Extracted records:
++++

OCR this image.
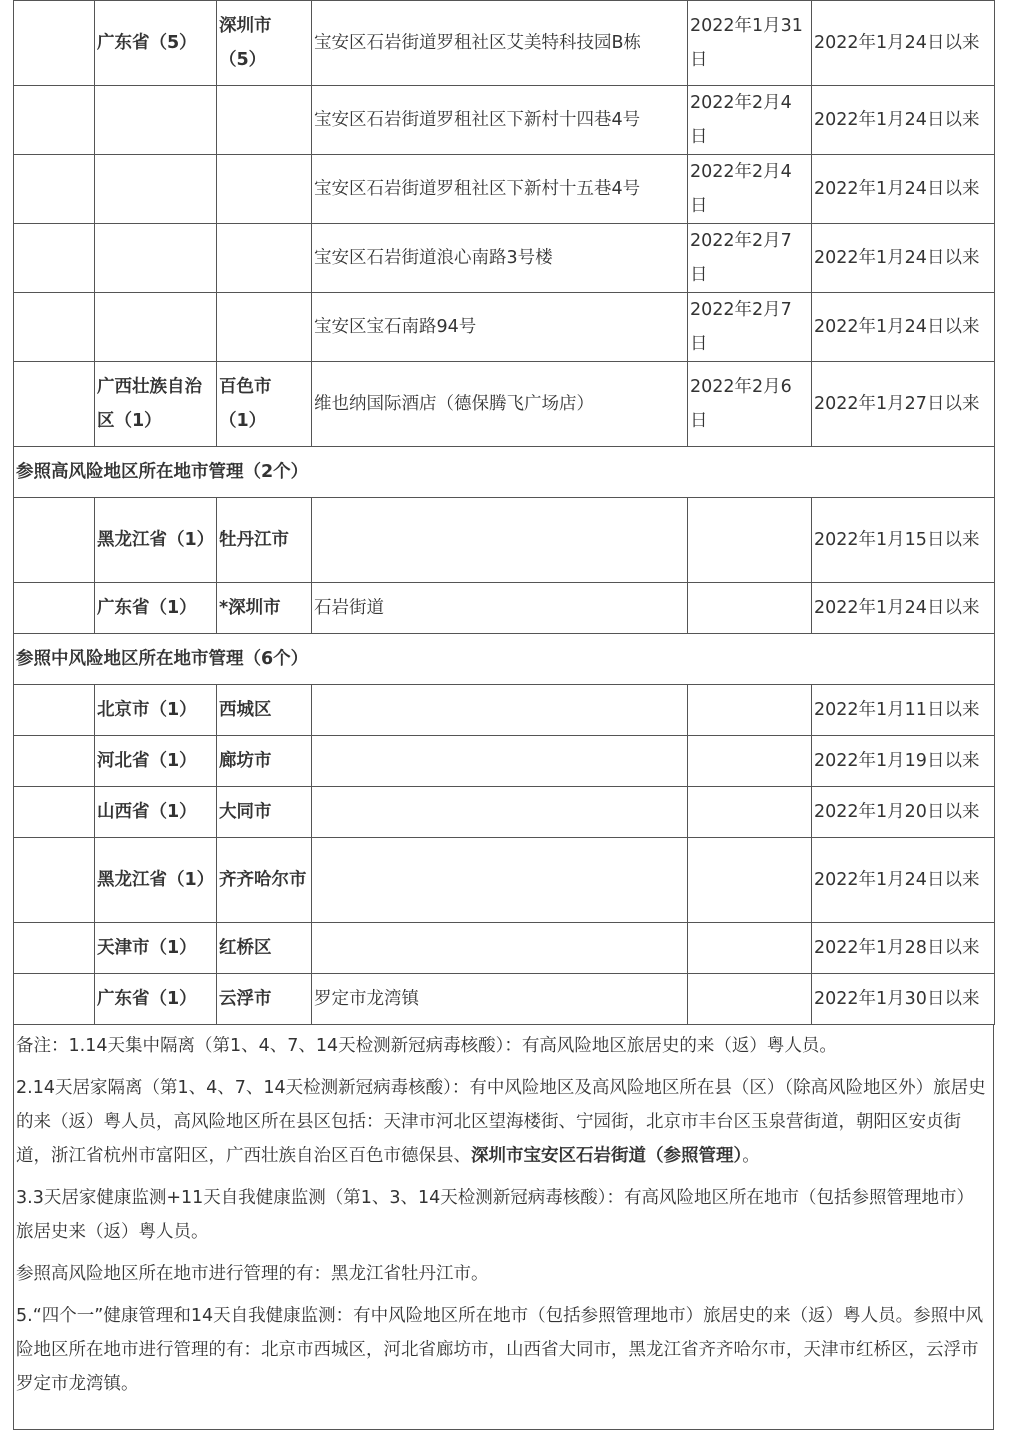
	广东省（5）	深圳市（5）	宝安区石岩街道罗租社区艾美特科技园B栋	2022年1月31日	2022年1月24日以来
			宝安区石岩街道罗租社区下新村十四巷4号	2022年2月4日	2022年1月24日以来
			宝安区石岩街道罗租社区下新村十五巷4号	2022年2月4日	2022年1月24日以来
			宝安区石岩街道浪心南路3号楼	2022年2月7日	2022年1月24日以来
			宝安区宝石南路94号	2022年2月7日	2022年1月24日以来
	广西壮族自治区（1）	百色市（1）	维也纳国际酒店（德保腾飞广场店）	2022年2月6日	2022年1月27日以来
参照高风险地区所在地市管理（2个）					
	黑龙江省（1）	牡丹江市			2022年1月15日以来
	广东省（1）	*深圳市	石岩街道		2022年1月24日以来
参照中风险地区所在地市管理（6个）					
	北京市（1）	西城区			2022年1月11日以来
	河北省（1）	廊坊市			2022年1月19日以来
	山西省（1）	大同市			2022年1月20日以来
	黑龙江省（1）	齐齐哈尔市			2022年1月24日以来
	天津市（1）	红桥区			2022年1月28日以来
	广东省（1）	云浮市	罗定市龙湾镇		2022年1月30日以来

备注：1.14天集中隔离（第1、4、7、14天检测新冠病毒核酸）：有高风险地区旅居史的来（返）粤人员。

2.14天居家隔离（第1、4、7、14天检测新冠病毒核酸）：有中风险地区及高风险地区所在县（区）（除高风险地区外）旅居史的来（返）粤人员，高风险地区所在县区包括：天津市河北区望海楼街、宁园街，北京市丰台区玉泉营街道，朝阳区安贞街道，浙江省杭州市富阳区，广西壮族自治区百色市德保县、深圳市宝安区石岩街道（参照管理）。

3.3天居家健康监测+11天自我健康监测（第1、3、14天检测新冠病毒核酸）：有高风险地区所在地市（包括参照管理地市）旅居史来（返）粤人员。

参照高风险地区所在地市进行管理的有：黑龙江省牡丹江市。

5.“四个一”健康管理和14天自我健康监测：有中风险地区所在地市（包括参照管理地市）旅居史的来（返）粤人员。参照中风险地区所在地市进行管理的有：北京市西城区，河北省廊坊市，山西省大同市，黑龙江省齐齐哈尔市，天津市红桥区，云浮市罗定市龙湾镇。
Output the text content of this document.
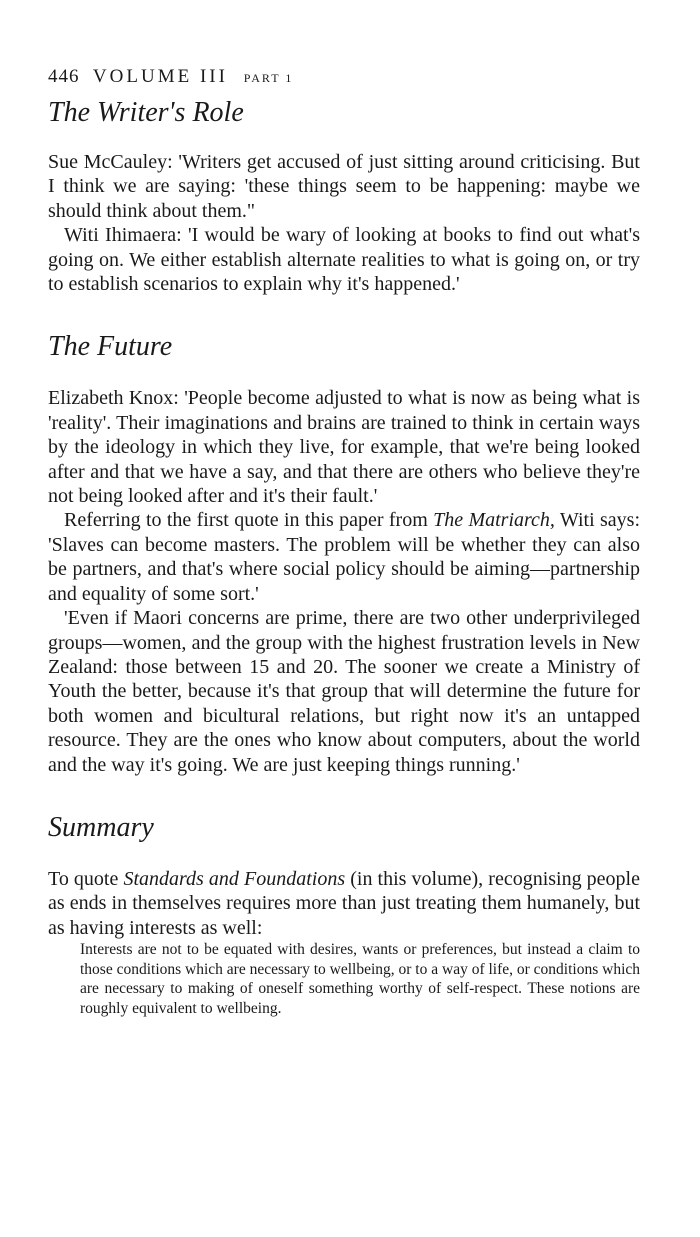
446 VOLUME III PART 1
The Writer's Role

Sue McCauley: 'Writers get accused of just sitting around criticising. But I think we are saying: 'these things seem to be happening: maybe we should think about them."

Witi Ihimaera: 'I would be wary of looking at books to find out what's going on. We either establish alternate realities to what is going on, or try to establish scenarios to explain why it's happened.'

The Future

Elizabeth Knox: 'People become adjusted to what is now as being what is 'reality'. Their imaginations and brains are trained to think in certain ways by the ideology in which they live, for example, that we're being looked after and that we have a say, and that there are others who believe they're not being looked after and it's their fault.'

Referring to the first quote in this paper from The Matriarch, Witi says: 'Slaves can become masters. The problem will be whether they can also be partners, and that's where social policy should be aiming—partnership and equality of some sort.'

'Even if Maori concerns are prime, there are two other underprivileged groups—women, and the group with the highest frustration levels in New Zealand: those between 15 and 20. The sooner we create a Ministry of Youth the better, because it's that group that will determine the future for both women and bicultural relations, but right now it's an untapped resource. They are the ones who know about computers, about the world and the way it's going. We are just keeping things running.'

Summary

To quote Standards and Foundations (in this volume), recognising people as ends in themselves requires more than just treating them humanely, but as having interests as well:

Interests are not to be equated with desires, wants or preferences, but instead a claim to those conditions which are necessary to wellbeing, or to a way of life, or conditions which are necessary to making of oneself something worthy of self-respect. These notions are roughly equivalent to wellbeing.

++++

Transcribe the whole listing exactly. Pictures are excluded.

OCR this image.
	广东省（5）	深圳市（5）	宝安区石岩街道罗租社区艾美特科技园B栋	2022年1月31日	2022年1月24日以来
			宝安区石岩街道罗租社区下新村十四巷4号	2022年2月4日	2022年1月24日以来
			宝安区石岩街道罗租社区下新村十五巷4号	2022年2月4日	2022年1月24日以来
			宝安区石岩街道浪心南路3号楼	2022年2月7日	2022年1月24日以来
			宝安区宝石南路94号	2022年2月7日	2022年1月24日以来
	广西壮族自治区（1）	百色市（1）	维也纳国际酒店（德保腾飞广场店）	2022年2月6日	2022年1月27日以来
参照高风险地区所在地市管理（2个）					
	黑龙江省（1）	牡丹江市			2022年1月15日以来
	广东省（1）	*深圳市	石岩街道		2022年1月24日以来
参照中风险地区所在地市管理（6个）					
	北京市（1）	西城区			2022年1月11日以来
	河北省（1）	廊坊市			2022年1月19日以来
	山西省（1）	大同市			2022年1月20日以来
	黑龙江省（1）	齐齐哈尔市			2022年1月24日以来
	天津市（1）	红桥区			2022年1月28日以来
	广东省（1）	云浮市	罗定市龙湾镇		2022年1月30日以来

备注：1.14天集中隔离（第1、4、7、14天检测新冠病毒核酸）：有高风险地区旅居史的来（返）粤人员。

2.14天居家隔离（第1、4、7、14天检测新冠病毒核酸）：有中风险地区及高风险地区所在县（区）（除高风险地区外）旅居史的来（返）粤人员，高风险地区所在县区包括：天津市河北区望海楼街、宁园街，北京市丰台区玉泉营街道，朝阳区安贞街道，浙江省杭州市富阳区，广西壮族自治区百色市德保县、深圳市宝安区石岩街道（参照管理）。

3.3天居家健康监测+11天自我健康监测（第1、3、14天检测新冠病毒核酸）：有高风险地区所在地市（包括参照管理地市）旅居史来（返）粤人员。

参照高风险地区所在地市进行管理的有：黑龙江省牡丹江市。

5.“四个一”健康管理和14天自我健康监测：有中风险地区所在地市（包括参照管理地市）旅居史的来（返）粤人员。参照中风险地区所在地市进行管理的有：北京市西城区，河北省廊坊市，山西省大同市，黑龙江省齐齐哈尔市，天津市红桥区，云浮市罗定市龙湾镇。
Output the text content of this document.
446 VOLUME III PART 1
The Writer's Role

Sue McCauley: 'Writers get accused of just sitting around criticising. But I think we are saying: 'these things seem to be happening: maybe we should think about them."

Witi Ihimaera: 'I would be wary of looking at books to find out what's going on. We either establish alternate realities to what is going on, or try to establish scenarios to explain why it's happened.'

The Future

Elizabeth Knox: 'People become adjusted to what is now as being what is 'reality'. Their imaginations and brains are trained to think in certain ways by the ideology in which they live, for example, that we're being looked after and that we have a say, and that there are others who believe they're not being looked after and it's their fault.'

Referring to the first quote in this paper from The Matriarch, Witi says: 'Slaves can become masters. The problem will be whether they can also be partners, and that's where social policy should be aiming—partnership and equality of some sort.'

'Even if Maori concerns are prime, there are two other underprivileged groups—women, and the group with the highest frustration levels in New Zealand: those between 15 and 20. The sooner we create a Ministry of Youth the better, because it's that group that will determine the future for both women and bicultural relations, but right now it's an untapped resource. They are the ones who know about computers, about the world and the way it's going. We are just keeping things running.'

Summary

To quote Standards and Foundations (in this volume), recognising people as ends in themselves requires more than just treating them humanely, but as having interests as well:

Interests are not to be equated with desires, wants or preferences, but instead a claim to those conditions which are necessary to wellbeing, or to a way of life, or conditions which are necessary to making of oneself something worthy of self-respect. These notions are roughly equivalent to wellbeing.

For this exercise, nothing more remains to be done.